------ Показанный отрывок ------

Однажды я придумал делить сам холст на части – разрезать изображение на фрагменты, структурировать его, как кирпичную стену или кафельный пол. Так написаны «Шеренга» или «Разговор глухонемых». Одним словом, я делал все, чтобы затруднить жизнь своим героям – а они тем не менее выстояли, и я их ценю за это. Когда я сегодня встречаю мои старые картины (у коллекционеров или в музеях), я подхожу не к картинам, но к героям, к людям. Мне обязательно надо тронуть их руки, я подхожу к картине и глажу их руки – в каждой картине для меня несказанно важно изображение рук. Вообще было бы любопытно написать исследование – как разные художники изображают руки. Птичьи лапки персонажей Козимо Тура и мраморные пальчики героев Липпо Мемми рассказывают нам все – все то, что говорит картина в целом, рассказывают уже пальцы героев. Вспомните, каким душераздирающим жестом прикасается жених к груди возлюбленной в «Иудейской невесте» Рембрандта, этот жест потом почти что воспроизвел Пикассо в своих «Нищих» – но лишь почти. Не существует ни одного – ни единого, никогда, ни в какие времена – подлинного художника, который не создал бы своих собственных, лишь его героям присущих рук.

------ Исходные данные ------

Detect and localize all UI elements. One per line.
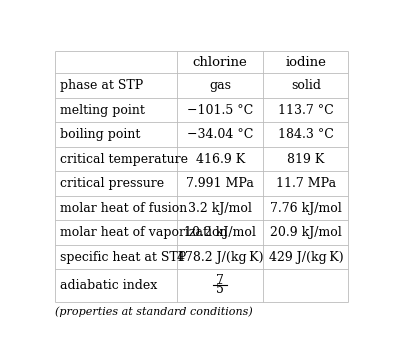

------

## Цель задания
Повторите целиком отрывок о руках героев на картинах, без единого изменения.

## Ответ к заданию
Однажды я придумал делить сам холст на части – разрезать изображение на фрагменты, структурировать его, как кирпичную стену или кафельный пол. Так написаны «Шеренга» или «Разговор глухонемых». Одним словом, я делал все, чтобы затруднить жизнь своим героям – а они тем не менее выстояли, и я их ценю за это. Когда я сегодня встречаю мои старые картины (у коллекционеров или в музеях), я подхожу не к картинам, но к героям, к людям. Мне обязательно надо тронуть их руки, я подхожу к картине и глажу их руки – в каждой картине для меня несказанно важно изображение рук. Вообще было бы любопытно написать исследование – как разные художники изображают руки. Птичьи лапки персонажей Козимо Тура и мраморные пальчики героев Липпо Мемми рассказывают нам все – все то, что говорит картина в целом, рассказывают уже пальцы героев. Вспомните, каким душераздирающим жестом прикасается жених к груди возлюбленной в «Иудейской невесте» Рембрандта, этот жест потом почти что воспроизвел Пикассо в своих «Нищих» – но лишь почти. Не существует ни одного – ни единого, никогда, ни в какие времена – подлинного художника, который не создал бы своих собственных, лишь его героям присущих рук.